Required task: Exactly reproduce each line of the listing that follows.

Records about charts and figures:
##############################

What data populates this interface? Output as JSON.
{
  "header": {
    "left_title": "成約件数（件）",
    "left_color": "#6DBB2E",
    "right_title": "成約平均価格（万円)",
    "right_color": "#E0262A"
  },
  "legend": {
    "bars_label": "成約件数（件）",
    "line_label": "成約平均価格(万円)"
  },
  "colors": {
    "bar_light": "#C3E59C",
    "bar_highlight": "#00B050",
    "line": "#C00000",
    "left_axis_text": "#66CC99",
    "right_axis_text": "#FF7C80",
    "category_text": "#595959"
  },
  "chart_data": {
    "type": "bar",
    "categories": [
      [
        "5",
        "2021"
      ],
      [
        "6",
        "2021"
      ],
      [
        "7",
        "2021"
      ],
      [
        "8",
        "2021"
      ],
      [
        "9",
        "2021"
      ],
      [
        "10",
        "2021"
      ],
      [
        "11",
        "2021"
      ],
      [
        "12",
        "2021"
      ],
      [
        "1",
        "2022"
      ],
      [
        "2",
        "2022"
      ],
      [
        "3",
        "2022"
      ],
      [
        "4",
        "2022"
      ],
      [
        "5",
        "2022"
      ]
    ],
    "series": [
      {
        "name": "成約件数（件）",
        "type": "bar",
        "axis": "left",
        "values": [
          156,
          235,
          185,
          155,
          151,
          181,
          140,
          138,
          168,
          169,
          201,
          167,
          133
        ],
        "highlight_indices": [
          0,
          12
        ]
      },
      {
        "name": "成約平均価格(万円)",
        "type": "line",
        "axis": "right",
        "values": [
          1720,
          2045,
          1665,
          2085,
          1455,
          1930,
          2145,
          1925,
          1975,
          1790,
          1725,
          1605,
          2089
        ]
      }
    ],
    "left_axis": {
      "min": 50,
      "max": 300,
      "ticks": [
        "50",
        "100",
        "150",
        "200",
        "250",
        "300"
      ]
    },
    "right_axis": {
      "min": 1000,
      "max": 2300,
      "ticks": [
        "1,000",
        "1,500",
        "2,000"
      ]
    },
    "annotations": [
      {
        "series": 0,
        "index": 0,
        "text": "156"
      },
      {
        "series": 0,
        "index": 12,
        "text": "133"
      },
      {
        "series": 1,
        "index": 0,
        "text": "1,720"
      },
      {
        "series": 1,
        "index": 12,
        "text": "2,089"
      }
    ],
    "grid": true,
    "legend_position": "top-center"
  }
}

##############################

Solution to this problem:
What data populates this interface? Output as JSON.
{
  "header": {
    "left_title": "成約件数（件）",
    "left_color": "#6DBB2E",
    "right_title": "成約平均価格（万円)",
    "right_color": "#E0262A"
  },
  "legend": {
    "bars_label": "成約件数（件）",
    "line_label": "成約平均価格(万円)"
  },
  "colors": {
    "bar_light": "#C3E59C",
    "bar_highlight": "#00B050",
    "line": "#C00000",
    "left_axis_text": "#66CC99",
    "right_axis_text": "#FF7C80",
    "category_text": "#595959"
  },
  "chart_data": {
    "type": "bar",
    "categories": [
      [
        "5",
        "2021"
      ],
      [
        "6",
        "2021"
      ],
      [
        "7",
        "2021"
      ],
      [
        "8",
        "2021"
      ],
      [
        "9",
        "2021"
      ],
      [
        "10",
        "2021"
      ],
      [
        "11",
        "2021"
      ],
      [
        "12",
        "2021"
      ],
      [
        "1",
        "2022"
      ],
      [
        "2",
        "2022"
      ],
      [
        "3",
        "2022"
      ],
      [
        "4",
        "2022"
      ],
      [
        "5",
        "2022"
      ]
    ],
    "series": [
      {
        "name": "成約件数（件）",
        "type": "bar",
        "axis": "left",
        "values": [
          156,
          235,
          185,
          155,
          151,
          181,
          140,
          138,
          168,
          169,
          201,
          167,
          133
        ],
        "highlight_indices": [
          0,
          12
        ]
      },
      {
        "name": "成約平均価格(万円)",
        "type": "line",
        "axis": "right",
        "values": [
          1720,
          2045,
          1665,
          2085,
          1455,
          1930,
          2145,
          1925,
          1975,
          1790,
          1725,
          1605,
          2089
        ]
      }
    ],
    "left_axis": {
      "min": 50,
      "max": 300,
      "ticks": [
        "50",
        "100",
        "150",
        "200",
        "250",
        "300"
      ]
    },
    "right_axis": {
      "min": 1000,
      "max": 2300,
      "ticks": [
        "1,000",
        "1,500",
        "2,000"
      ]
    },
    "annotations": [
      {
        "series": 0,
        "index": 0,
        "text": "156"
      },
      {
        "series": 0,
        "index": 12,
        "text": "133"
      },
      {
        "series": 1,
        "index": 0,
        "text": "1,720"
      },
      {
        "series": 1,
        "index": 12,
        "text": "2,089"
      }
    ],
    "grid": true,
    "legend_position": "top-center"
  }
}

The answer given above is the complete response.